--- Extracted records ---
::::::::
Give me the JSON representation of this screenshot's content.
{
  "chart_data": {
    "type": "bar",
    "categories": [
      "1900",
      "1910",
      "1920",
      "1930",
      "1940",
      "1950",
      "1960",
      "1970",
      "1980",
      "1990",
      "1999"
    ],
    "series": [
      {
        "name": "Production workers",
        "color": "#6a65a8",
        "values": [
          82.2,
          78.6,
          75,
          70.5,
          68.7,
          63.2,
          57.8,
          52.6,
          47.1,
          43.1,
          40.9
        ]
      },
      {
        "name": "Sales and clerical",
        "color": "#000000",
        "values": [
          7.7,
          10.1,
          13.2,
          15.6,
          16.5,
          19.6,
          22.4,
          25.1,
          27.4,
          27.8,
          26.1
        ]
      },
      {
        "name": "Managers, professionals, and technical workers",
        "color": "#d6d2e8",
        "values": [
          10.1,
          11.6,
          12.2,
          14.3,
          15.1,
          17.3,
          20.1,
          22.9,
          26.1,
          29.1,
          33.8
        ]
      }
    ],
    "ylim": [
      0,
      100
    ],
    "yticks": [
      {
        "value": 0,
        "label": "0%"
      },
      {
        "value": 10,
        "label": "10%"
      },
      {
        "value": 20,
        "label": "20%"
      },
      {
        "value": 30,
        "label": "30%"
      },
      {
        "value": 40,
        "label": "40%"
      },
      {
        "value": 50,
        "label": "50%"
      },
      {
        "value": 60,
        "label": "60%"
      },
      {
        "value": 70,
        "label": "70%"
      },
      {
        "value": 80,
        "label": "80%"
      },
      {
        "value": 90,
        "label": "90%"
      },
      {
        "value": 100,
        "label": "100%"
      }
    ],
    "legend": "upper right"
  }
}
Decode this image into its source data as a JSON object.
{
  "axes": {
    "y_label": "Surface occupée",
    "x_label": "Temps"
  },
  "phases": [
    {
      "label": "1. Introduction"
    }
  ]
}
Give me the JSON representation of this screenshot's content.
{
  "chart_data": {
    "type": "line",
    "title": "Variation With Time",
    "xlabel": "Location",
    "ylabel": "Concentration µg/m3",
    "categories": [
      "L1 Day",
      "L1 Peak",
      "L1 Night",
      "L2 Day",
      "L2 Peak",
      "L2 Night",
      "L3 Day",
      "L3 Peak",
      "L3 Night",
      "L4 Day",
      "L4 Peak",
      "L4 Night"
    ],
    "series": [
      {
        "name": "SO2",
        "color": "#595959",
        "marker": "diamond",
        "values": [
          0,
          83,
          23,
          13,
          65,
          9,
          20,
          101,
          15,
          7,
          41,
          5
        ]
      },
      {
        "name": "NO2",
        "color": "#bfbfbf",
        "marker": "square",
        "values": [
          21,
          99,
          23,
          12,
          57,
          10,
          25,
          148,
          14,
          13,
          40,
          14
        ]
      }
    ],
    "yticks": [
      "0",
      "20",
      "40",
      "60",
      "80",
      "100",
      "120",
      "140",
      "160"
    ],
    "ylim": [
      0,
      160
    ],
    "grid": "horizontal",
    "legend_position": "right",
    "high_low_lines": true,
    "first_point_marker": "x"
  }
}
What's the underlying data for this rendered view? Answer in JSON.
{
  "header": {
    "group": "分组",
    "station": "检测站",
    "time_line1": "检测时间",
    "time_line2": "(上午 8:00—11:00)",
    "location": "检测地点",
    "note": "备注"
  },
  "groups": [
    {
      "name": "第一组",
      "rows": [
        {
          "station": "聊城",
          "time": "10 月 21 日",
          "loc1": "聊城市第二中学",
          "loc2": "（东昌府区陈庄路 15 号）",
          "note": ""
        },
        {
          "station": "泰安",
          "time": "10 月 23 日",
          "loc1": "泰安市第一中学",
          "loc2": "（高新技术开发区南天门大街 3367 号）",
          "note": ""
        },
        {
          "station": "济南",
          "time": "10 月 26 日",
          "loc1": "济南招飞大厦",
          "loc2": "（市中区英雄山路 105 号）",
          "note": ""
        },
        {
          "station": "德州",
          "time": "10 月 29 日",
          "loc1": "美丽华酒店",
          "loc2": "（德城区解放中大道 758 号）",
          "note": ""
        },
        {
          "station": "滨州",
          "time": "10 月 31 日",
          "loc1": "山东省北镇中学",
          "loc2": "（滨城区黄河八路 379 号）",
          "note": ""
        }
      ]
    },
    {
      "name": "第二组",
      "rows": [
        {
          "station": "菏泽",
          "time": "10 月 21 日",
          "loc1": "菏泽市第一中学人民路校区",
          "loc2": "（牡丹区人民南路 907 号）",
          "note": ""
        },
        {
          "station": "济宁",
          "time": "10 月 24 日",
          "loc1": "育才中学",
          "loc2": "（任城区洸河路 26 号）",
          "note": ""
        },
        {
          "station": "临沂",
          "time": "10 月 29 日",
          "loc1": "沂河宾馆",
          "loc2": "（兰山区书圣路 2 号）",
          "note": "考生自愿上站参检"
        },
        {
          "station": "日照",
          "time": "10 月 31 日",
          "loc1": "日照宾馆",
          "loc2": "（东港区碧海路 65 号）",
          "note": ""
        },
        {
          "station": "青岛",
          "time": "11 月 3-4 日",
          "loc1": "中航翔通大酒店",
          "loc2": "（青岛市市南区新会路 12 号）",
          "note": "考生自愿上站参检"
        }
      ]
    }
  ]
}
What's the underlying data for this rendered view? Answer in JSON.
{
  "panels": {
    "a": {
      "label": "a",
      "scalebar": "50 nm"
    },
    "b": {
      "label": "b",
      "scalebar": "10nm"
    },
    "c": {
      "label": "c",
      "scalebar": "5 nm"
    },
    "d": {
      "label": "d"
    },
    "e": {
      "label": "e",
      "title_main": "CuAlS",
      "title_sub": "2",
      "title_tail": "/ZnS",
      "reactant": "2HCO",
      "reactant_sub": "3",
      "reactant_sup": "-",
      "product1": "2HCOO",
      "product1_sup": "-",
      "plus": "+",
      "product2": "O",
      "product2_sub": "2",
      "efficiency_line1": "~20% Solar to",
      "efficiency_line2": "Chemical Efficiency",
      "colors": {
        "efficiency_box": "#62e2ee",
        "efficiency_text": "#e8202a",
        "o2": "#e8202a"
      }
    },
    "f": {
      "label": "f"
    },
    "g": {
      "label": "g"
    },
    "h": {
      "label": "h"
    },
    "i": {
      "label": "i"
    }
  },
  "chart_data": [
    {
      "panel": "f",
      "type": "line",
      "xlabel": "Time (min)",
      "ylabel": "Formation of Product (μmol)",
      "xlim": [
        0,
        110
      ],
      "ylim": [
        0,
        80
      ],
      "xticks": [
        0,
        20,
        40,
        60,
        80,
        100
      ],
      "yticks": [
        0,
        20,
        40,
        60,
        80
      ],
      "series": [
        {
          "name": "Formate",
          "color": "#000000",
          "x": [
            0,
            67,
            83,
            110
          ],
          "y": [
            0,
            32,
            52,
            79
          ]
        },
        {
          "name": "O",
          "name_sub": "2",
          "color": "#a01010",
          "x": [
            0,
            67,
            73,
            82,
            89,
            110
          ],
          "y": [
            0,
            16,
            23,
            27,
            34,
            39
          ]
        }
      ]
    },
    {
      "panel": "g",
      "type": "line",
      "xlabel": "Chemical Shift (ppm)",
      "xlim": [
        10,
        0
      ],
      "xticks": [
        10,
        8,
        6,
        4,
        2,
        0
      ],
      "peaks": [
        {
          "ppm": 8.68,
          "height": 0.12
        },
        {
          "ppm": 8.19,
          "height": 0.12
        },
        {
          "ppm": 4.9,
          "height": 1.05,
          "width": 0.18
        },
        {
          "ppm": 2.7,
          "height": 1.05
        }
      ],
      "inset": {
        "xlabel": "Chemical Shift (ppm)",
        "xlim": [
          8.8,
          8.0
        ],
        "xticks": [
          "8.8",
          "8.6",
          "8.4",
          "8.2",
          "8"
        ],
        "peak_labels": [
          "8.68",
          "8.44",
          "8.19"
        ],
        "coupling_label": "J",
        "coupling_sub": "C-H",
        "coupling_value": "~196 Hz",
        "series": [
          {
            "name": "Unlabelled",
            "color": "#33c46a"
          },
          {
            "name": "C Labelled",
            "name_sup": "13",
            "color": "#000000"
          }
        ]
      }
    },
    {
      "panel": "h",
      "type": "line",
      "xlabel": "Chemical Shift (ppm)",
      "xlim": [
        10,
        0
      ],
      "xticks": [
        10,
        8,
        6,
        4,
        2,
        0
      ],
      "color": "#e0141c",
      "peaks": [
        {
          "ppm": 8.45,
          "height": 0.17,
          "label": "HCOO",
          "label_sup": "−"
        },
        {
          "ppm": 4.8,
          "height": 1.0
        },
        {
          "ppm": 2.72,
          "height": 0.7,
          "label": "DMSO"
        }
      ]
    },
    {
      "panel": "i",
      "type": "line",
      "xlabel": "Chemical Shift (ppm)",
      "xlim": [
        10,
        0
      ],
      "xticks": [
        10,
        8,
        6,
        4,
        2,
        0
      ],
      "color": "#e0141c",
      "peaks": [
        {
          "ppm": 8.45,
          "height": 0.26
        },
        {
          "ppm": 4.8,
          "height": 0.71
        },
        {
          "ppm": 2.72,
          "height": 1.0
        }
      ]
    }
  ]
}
::::::::
--- WRITTEN EXERCISE ---
Read the lines above. Gather those in which the string "scalebar" is found.

--- TASK SOLUTION ---
      "scalebar": "50 nm"
      "scalebar": "10nm"
      "scalebar": "5 nm"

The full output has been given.